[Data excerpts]
┄┄┄┄┄┄┄┄┄┄┄┄┄┄┄┄┄┄┄┄
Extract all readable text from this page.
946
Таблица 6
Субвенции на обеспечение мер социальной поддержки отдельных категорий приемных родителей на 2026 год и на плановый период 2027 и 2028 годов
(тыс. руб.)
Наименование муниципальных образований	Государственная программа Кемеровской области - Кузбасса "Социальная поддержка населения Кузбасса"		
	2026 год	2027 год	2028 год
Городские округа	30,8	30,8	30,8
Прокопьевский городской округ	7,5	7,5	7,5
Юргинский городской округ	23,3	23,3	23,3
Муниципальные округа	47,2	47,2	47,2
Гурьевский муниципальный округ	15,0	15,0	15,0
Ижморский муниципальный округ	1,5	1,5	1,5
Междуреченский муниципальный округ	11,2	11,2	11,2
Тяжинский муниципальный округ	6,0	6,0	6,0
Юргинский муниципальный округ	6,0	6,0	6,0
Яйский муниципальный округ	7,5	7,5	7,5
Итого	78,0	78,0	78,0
┄┄┄┄┄┄┄┄┄┄┄┄┄┄┄┄┄┄┄┄
Show all lines from the data above in which the word "Юргинский" appears.

Юргинский городской округ	23,3	23,3	23,3
Юргинский муниципальный округ	6,0	6,0	6,0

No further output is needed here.